#### YOUR OBJECTIVE:
Search the data for the string "Lingkup" and gather each line it is in.

Data entries:
━━━━━━━━━━━━━━━━
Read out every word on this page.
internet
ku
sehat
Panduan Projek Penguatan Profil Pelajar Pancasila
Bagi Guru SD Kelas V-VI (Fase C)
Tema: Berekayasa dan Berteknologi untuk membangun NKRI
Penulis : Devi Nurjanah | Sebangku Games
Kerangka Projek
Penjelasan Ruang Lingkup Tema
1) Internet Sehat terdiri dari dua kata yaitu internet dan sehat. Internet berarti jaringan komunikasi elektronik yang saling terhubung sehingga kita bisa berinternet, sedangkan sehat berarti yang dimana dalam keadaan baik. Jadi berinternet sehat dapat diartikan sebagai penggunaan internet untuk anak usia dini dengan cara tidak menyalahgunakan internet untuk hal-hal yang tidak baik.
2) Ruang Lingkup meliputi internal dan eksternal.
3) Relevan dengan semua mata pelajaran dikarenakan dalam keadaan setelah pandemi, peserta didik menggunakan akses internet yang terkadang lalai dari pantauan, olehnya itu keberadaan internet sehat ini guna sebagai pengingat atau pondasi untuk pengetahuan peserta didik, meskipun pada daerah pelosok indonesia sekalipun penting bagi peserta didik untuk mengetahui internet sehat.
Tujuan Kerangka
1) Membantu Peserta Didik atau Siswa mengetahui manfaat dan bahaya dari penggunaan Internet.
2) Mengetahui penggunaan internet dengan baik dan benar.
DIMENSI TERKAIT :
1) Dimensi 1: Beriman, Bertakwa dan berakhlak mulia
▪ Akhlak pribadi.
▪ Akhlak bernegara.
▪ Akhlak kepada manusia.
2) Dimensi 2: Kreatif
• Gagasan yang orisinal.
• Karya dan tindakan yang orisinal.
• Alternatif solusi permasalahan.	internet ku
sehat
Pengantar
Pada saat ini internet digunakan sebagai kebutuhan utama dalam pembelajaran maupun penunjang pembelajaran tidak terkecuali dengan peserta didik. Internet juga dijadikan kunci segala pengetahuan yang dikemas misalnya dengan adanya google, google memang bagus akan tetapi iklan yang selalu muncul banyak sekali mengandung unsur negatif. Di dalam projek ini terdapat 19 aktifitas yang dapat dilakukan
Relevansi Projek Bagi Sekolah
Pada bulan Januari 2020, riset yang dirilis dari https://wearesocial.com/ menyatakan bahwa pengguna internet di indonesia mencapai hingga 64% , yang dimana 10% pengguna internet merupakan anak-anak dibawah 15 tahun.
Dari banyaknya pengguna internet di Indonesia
━━━━━━━━━━━━━━━━
#### SOLUTION TO THE PROBLEM:
Penjelasan Ruang Lingkup Tema
2) Ruang Lingkup meliputi internal dan eksternal.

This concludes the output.